**WHAT YOU ARE ASKED TO DO**.
Reproduce the whole listing, character for character.

>> Start MATERIALS PROVIDED

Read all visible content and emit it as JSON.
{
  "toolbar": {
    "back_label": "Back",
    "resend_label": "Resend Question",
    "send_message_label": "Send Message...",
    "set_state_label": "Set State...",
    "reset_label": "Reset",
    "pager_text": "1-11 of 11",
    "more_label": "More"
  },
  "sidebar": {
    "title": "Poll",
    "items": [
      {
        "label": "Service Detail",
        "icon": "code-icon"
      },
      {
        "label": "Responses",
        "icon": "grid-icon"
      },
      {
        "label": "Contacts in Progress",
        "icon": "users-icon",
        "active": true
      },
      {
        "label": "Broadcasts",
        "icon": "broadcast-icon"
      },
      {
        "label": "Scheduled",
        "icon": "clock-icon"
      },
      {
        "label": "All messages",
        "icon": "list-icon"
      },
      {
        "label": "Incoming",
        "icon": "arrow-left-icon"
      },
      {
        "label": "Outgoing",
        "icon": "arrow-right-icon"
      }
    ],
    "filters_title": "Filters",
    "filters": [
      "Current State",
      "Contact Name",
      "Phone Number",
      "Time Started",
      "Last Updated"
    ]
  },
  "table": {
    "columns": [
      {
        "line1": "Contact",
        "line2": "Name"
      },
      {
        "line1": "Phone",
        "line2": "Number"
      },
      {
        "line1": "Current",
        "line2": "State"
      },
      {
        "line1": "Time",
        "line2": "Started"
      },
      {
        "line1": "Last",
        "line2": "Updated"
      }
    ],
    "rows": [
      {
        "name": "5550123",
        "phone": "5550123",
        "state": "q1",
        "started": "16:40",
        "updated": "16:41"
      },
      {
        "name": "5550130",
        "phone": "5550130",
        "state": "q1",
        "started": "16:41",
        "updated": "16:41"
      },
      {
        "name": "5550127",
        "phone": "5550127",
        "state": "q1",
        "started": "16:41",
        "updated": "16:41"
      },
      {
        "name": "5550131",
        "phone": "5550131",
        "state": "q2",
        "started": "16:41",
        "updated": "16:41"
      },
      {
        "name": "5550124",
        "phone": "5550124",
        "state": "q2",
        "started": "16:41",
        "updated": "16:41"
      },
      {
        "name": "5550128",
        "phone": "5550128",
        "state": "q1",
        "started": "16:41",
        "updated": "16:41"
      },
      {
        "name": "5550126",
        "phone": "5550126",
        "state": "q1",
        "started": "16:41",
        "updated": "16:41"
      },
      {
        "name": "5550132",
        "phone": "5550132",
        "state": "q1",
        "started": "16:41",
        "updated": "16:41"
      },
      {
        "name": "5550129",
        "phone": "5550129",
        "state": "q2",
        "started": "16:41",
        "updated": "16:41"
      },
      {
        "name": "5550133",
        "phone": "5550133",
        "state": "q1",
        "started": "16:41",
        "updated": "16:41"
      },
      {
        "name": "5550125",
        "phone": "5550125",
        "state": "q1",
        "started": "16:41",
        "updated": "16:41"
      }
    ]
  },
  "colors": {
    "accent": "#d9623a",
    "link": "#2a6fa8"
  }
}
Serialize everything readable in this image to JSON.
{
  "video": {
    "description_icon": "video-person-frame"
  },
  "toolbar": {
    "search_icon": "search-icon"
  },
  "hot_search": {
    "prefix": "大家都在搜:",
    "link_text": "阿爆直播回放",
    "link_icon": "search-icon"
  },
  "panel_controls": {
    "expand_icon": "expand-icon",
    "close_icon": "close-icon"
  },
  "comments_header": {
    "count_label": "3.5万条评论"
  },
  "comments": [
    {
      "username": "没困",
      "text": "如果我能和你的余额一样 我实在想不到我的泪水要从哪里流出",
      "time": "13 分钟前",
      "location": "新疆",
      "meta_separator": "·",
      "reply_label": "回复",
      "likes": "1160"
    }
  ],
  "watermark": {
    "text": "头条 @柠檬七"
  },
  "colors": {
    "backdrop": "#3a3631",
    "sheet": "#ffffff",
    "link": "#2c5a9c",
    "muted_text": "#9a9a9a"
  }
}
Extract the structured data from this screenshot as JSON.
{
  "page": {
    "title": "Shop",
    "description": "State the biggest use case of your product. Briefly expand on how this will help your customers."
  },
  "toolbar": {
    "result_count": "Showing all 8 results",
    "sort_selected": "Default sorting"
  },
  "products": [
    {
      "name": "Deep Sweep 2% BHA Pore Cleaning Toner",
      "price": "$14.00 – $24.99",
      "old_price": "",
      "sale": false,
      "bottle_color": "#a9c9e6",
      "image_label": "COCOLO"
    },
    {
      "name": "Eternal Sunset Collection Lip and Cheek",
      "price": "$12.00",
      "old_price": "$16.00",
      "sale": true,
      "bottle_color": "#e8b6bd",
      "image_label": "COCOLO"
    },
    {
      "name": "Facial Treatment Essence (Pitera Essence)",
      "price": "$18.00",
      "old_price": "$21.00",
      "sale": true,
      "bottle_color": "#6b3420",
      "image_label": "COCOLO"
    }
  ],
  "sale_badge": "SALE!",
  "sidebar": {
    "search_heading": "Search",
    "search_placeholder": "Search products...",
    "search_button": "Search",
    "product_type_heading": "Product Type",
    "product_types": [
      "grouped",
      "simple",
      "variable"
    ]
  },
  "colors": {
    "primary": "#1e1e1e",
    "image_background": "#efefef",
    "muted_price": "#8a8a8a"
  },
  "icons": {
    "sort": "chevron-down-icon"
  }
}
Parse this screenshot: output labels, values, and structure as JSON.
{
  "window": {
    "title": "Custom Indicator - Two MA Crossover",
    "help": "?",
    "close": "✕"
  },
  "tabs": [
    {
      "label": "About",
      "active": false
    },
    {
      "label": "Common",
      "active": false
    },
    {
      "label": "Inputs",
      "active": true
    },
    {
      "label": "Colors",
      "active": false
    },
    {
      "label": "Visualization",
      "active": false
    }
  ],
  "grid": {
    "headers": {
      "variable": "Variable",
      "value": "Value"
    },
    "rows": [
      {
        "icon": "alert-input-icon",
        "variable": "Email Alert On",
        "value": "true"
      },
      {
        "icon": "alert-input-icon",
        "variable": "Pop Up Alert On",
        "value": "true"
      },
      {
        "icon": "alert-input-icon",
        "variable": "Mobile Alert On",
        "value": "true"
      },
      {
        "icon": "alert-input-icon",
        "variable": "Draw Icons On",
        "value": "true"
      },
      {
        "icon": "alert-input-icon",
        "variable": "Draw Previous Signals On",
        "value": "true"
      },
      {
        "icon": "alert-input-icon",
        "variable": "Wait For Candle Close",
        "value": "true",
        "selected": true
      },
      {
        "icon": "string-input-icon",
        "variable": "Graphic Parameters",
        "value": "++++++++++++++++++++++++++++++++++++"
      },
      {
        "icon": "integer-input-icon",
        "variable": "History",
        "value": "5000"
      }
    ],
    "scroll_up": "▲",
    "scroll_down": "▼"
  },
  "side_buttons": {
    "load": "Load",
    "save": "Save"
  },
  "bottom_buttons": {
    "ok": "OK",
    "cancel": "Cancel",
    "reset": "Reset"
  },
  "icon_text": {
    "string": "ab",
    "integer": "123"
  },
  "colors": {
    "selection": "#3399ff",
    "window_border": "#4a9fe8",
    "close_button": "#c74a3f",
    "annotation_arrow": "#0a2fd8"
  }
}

>> End MATERIALS PROVIDED

**COMPLETE RESPONSE**.
Read all visible content and emit it as JSON.
{
  "toolbar": {
    "back_label": "Back",
    "resend_label": "Resend Question",
    "send_message_label": "Send Message...",
    "set_state_label": "Set State...",
    "reset_label": "Reset",
    "pager_text": "1-11 of 11",
    "more_label": "More"
  },
  "sidebar": {
    "title": "Poll",
    "items": [
      {
        "label": "Service Detail",
        "icon": "code-icon"
      },
      {
        "label": "Responses",
        "icon": "grid-icon"
      },
      {
        "label": "Contacts in Progress",
        "icon": "users-icon",
        "active": true
      },
      {
        "label": "Broadcasts",
        "icon": "broadcast-icon"
      },
      {
        "label": "Scheduled",
        "icon": "clock-icon"
      },
      {
        "label": "All messages",
        "icon": "list-icon"
      },
      {
        "label": "Incoming",
        "icon": "arrow-left-icon"
      },
      {
        "label": "Outgoing",
        "icon": "arrow-right-icon"
      }
    ],
    "filters_title": "Filters",
    "filters": [
      "Current State",
      "Contact Name",
      "Phone Number",
      "Time Started",
      "Last Updated"
    ]
  },
  "table": {
    "columns": [
      {
        "line1": "Contact",
        "line2": "Name"
      },
      {
        "line1": "Phone",
        "line2": "Number"
      },
      {
        "line1": "Current",
        "line2": "State"
      },
      {
        "line1": "Time",
        "line2": "Started"
      },
      {
        "line1": "Last",
        "line2": "Updated"
      }
    ],
    "rows": [
      {
        "name": "5550123",
        "phone": "5550123",
        "state": "q1",
        "started": "16:40",
        "updated": "16:41"
      },
      {
        "name": "5550130",
        "phone": "5550130",
        "state": "q1",
        "started": "16:41",
        "updated": "16:41"
      },
      {
        "name": "5550127",
        "phone": "5550127",
        "state": "q1",
        "started": "16:41",
        "updated": "16:41"
      },
      {
        "name": "5550131",
        "phone": "5550131",
        "state": "q2",
        "started": "16:41",
        "updated": "16:41"
      },
      {
        "name": "5550124",
        "phone": "5550124",
        "state": "q2",
        "started": "16:41",
        "updated": "16:41"
      },
      {
        "name": "5550128",
        "phone": "5550128",
        "state": "q1",
        "started": "16:41",
        "updated": "16:41"
      },
      {
        "name": "5550126",
        "phone": "5550126",
        "state": "q1",
        "started": "16:41",
        "updated": "16:41"
      },
      {
        "name": "5550132",
        "phone": "5550132",
        "state": "q1",
        "started": "16:41",
        "updated": "16:41"
      },
      {
        "name": "5550129",
        "phone": "5550129",
        "state": "q2",
        "started": "16:41",
        "updated": "16:41"
      },
      {
        "name": "5550133",
        "phone": "5550133",
        "state": "q1",
        "started": "16:41",
        "updated": "16:41"
      },
      {
        "name": "5550125",
        "phone": "5550125",
        "state": "q1",
        "started": "16:41",
        "updated": "16:41"
      }
    ]
  },
  "colors": {
    "accent": "#d9623a",
    "link": "#2a6fa8"
  }
}
Serialize everything readable in this image to JSON.
{
  "video": {
    "description_icon": "video-person-frame"
  },
  "toolbar": {
    "search_icon": "search-icon"
  },
  "hot_search": {
    "prefix": "大家都在搜:",
    "link_text": "阿爆直播回放",
    "link_icon": "search-icon"
  },
  "panel_controls": {
    "expand_icon": "expand-icon",
    "close_icon": "close-icon"
  },
  "comments_header": {
    "count_label": "3.5万条评论"
  },
  "comments": [
    {
      "username": "没困",
      "text": "如果我能和你的余额一样 我实在想不到我的泪水要从哪里流出",
      "time": "13 分钟前",
      "location": "新疆",
      "meta_separator": "·",
      "reply_label": "回复",
      "likes": "1160"
    }
  ],
  "watermark": {
    "text": "头条 @柠檬七"
  },
  "colors": {
    "backdrop": "#3a3631",
    "sheet": "#ffffff",
    "link": "#2c5a9c",
    "muted_text": "#9a9a9a"
  }
}
Extract the structured data from this screenshot as JSON.
{
  "page": {
    "title": "Shop",
    "description": "State the biggest use case of your product. Briefly expand on how this will help your customers."
  },
  "toolbar": {
    "result_count": "Showing all 8 results",
    "sort_selected": "Default sorting"
  },
  "products": [
    {
      "name": "Deep Sweep 2% BHA Pore Cleaning Toner",
      "price": "$14.00 – $24.99",
      "old_price": "",
      "sale": false,
      "bottle_color": "#a9c9e6",
      "image_label": "COCOLO"
    },
    {
      "name": "Eternal Sunset Collection Lip and Cheek",
      "price": "$12.00",
      "old_price": "$16.00",
      "sale": true,
      "bottle_color": "#e8b6bd",
      "image_label": "COCOLO"
    },
    {
      "name": "Facial Treatment Essence (Pitera Essence)",
      "price": "$18.00",
      "old_price": "$21.00",
      "sale": true,
      "bottle_color": "#6b3420",
      "image_label": "COCOLO"
    }
  ],
  "sale_badge": "SALE!",
  "sidebar": {
    "search_heading": "Search",
    "search_placeholder": "Search products...",
    "search_button": "Search",
    "product_type_heading": "Product Type",
    "product_types": [
      "grouped",
      "simple",
      "variable"
    ]
  },
  "colors": {
    "primary": "#1e1e1e",
    "image_background": "#efefef",
    "muted_price": "#8a8a8a"
  },
  "icons": {
    "sort": "chevron-down-icon"
  }
}
Parse this screenshot: output labels, values, and structure as JSON.
{
  "window": {
    "title": "Custom Indicator - Two MA Crossover",
    "help": "?",
    "close": "✕"
  },
  "tabs": [
    {
      "label": "About",
      "active": false
    },
    {
      "label": "Common",
      "active": false
    },
    {
      "label": "Inputs",
      "active": true
    },
    {
      "label": "Colors",
      "active": false
    },
    {
      "label": "Visualization",
      "active": false
    }
  ],
  "grid": {
    "headers": {
      "variable": "Variable",
      "value": "Value"
    },
    "rows": [
      {
        "icon": "alert-input-icon",
        "variable": "Email Alert On",
        "value": "true"
      },
      {
        "icon": "alert-input-icon",
        "variable": "Pop Up Alert On",
        "value": "true"
      },
      {
        "icon": "alert-input-icon",
        "variable": "Mobile Alert On",
        "value": "true"
      },
      {
        "icon": "alert-input-icon",
        "variable": "Draw Icons On",
        "value": "true"
      },
      {
        "icon": "alert-input-icon",
        "variable": "Draw Previous Signals On",
        "value": "true"
      },
      {
        "icon": "alert-input-icon",
        "variable": "Wait For Candle Close",
        "value": "true",
        "selected": true
      },
      {
        "icon": "string-input-icon",
        "variable": "Graphic Parameters",
        "value": "++++++++++++++++++++++++++++++++++++"
      },
      {
        "icon": "integer-input-icon",
        "variable": "History",
        "value": "5000"
      }
    ],
    "scroll_up": "▲",
    "scroll_down": "▼"
  },
  "side_buttons": {
    "load": "Load",
    "save": "Save"
  },
  "bottom_buttons": {
    "ok": "OK",
    "cancel": "Cancel",
    "reset": "Reset"
  },
  "icon_text": {
    "string": "ab",
    "integer": "123"
  },
  "colors": {
    "selection": "#3399ff",
    "window_border": "#4a9fe8",
    "close_button": "#c74a3f",
    "annotation_arrow": "#0a2fd8"
  }
}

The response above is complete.